Present every line in which the string "Connector" appears.

----- Stored rows

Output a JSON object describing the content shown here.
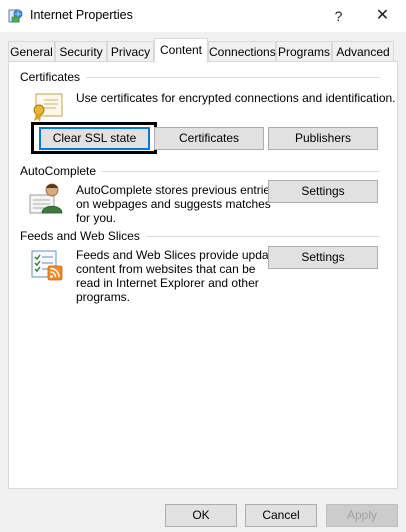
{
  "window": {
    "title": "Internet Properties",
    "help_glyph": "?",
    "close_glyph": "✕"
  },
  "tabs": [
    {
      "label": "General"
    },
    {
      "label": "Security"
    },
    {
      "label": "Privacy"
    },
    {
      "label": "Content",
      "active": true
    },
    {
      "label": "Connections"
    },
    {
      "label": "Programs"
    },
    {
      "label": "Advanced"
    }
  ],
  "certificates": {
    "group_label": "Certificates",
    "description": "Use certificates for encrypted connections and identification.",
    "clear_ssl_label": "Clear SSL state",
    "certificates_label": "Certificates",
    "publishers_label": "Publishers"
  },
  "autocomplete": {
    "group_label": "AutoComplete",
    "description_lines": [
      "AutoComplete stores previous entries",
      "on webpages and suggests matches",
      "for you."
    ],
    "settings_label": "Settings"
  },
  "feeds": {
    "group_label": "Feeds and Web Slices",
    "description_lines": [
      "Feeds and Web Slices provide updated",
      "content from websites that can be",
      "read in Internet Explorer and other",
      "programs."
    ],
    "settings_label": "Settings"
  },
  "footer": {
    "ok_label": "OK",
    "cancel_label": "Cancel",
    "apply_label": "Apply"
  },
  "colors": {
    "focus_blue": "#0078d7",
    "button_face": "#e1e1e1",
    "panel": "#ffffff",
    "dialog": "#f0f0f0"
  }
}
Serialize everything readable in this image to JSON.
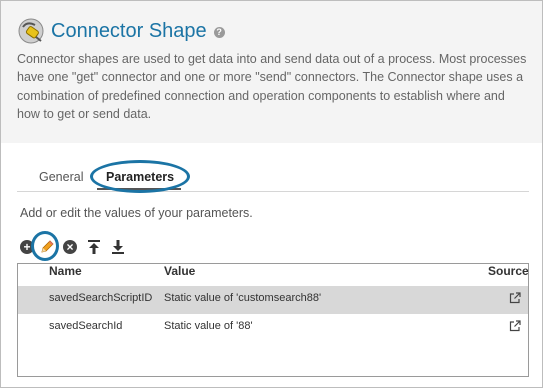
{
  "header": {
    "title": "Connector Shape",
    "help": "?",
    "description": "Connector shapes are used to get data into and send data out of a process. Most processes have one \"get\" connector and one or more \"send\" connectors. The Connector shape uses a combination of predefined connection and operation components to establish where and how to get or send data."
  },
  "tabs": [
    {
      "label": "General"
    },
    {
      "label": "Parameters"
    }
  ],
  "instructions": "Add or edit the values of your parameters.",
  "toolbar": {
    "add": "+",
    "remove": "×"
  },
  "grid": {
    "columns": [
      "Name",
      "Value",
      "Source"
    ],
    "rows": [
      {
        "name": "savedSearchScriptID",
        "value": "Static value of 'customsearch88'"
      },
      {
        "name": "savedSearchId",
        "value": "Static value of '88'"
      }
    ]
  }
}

----------

**Answer for this exercise:**
    "title": "Connector Shape",
    "description": "Connector shapes are used to get data into and send data out of a process. Most processes have one \"get\" connector and one or more \"send\" connectors. The Connector shape uses a combination of predefined connection and operation components to establish where and how to get or send data."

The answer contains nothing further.